**WHAT IS EXPECTED**
Please count the lines in the entries below that contain the string "Moyenne", and reply with only that number.
[BEGIN PROVIDED RECORDS]
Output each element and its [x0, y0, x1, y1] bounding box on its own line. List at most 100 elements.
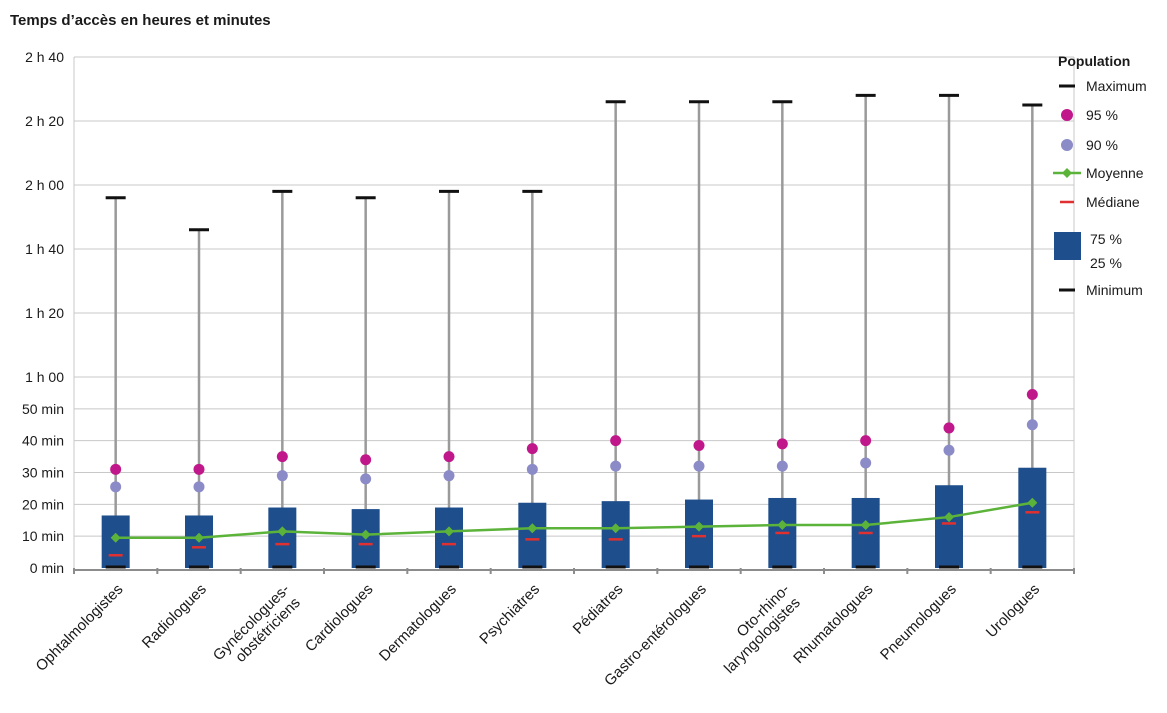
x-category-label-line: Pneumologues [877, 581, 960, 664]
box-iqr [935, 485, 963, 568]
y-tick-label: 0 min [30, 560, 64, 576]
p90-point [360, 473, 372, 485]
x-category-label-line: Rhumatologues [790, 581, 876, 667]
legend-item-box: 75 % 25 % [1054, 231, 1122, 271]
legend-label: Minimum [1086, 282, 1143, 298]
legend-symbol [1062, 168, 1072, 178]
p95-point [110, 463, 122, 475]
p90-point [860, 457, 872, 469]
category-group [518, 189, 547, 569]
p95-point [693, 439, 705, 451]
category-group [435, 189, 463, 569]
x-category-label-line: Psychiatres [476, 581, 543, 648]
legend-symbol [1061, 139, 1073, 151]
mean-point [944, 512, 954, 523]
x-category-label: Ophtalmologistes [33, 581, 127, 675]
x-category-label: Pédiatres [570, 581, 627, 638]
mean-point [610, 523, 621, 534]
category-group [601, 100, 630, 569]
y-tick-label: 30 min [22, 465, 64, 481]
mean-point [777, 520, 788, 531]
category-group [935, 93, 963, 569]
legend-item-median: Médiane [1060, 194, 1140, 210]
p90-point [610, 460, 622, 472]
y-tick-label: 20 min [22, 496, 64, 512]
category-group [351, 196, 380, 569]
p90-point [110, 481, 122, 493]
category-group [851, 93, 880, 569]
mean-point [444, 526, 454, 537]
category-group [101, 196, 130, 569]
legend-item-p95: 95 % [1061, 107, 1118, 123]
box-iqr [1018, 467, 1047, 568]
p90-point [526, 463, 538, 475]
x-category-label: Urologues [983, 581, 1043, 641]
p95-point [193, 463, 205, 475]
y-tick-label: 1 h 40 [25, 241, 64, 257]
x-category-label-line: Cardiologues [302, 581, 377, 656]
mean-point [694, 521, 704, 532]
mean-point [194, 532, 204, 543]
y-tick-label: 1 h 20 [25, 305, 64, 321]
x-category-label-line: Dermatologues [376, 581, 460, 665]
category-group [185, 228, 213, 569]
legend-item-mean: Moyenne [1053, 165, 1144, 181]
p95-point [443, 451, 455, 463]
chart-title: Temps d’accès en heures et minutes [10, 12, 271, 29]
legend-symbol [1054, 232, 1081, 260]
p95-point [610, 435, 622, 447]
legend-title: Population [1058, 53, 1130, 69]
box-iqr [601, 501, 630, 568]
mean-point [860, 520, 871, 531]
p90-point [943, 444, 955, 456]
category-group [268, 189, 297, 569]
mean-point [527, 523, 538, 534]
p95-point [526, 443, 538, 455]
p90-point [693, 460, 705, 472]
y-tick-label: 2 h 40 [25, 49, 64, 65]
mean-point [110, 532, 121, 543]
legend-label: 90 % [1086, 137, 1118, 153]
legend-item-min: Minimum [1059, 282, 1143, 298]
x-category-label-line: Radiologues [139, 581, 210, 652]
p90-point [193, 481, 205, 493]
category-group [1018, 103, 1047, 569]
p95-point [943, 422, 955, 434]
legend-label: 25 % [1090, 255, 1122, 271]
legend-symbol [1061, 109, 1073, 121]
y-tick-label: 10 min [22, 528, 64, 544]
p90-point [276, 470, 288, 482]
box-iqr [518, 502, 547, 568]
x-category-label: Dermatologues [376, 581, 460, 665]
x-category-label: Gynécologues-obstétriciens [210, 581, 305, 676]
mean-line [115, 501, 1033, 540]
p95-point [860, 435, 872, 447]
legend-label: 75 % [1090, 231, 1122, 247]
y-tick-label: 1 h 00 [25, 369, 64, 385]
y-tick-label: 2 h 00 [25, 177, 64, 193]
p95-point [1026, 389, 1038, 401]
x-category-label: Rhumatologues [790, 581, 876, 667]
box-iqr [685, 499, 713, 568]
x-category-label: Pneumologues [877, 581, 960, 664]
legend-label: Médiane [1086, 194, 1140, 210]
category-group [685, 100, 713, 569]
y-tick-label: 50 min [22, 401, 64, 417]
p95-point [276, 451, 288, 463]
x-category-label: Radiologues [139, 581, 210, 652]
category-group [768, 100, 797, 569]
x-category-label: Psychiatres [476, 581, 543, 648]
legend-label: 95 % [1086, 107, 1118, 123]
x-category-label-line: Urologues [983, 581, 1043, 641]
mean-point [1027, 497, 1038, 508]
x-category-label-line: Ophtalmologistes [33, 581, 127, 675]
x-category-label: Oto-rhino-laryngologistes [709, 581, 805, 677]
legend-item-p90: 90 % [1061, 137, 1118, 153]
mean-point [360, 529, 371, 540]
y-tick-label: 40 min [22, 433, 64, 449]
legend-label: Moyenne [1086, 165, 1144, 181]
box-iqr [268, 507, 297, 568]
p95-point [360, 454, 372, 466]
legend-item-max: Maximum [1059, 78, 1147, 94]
[END PROVIDED RECORDS]
**EXERCISE RESPONSE**
2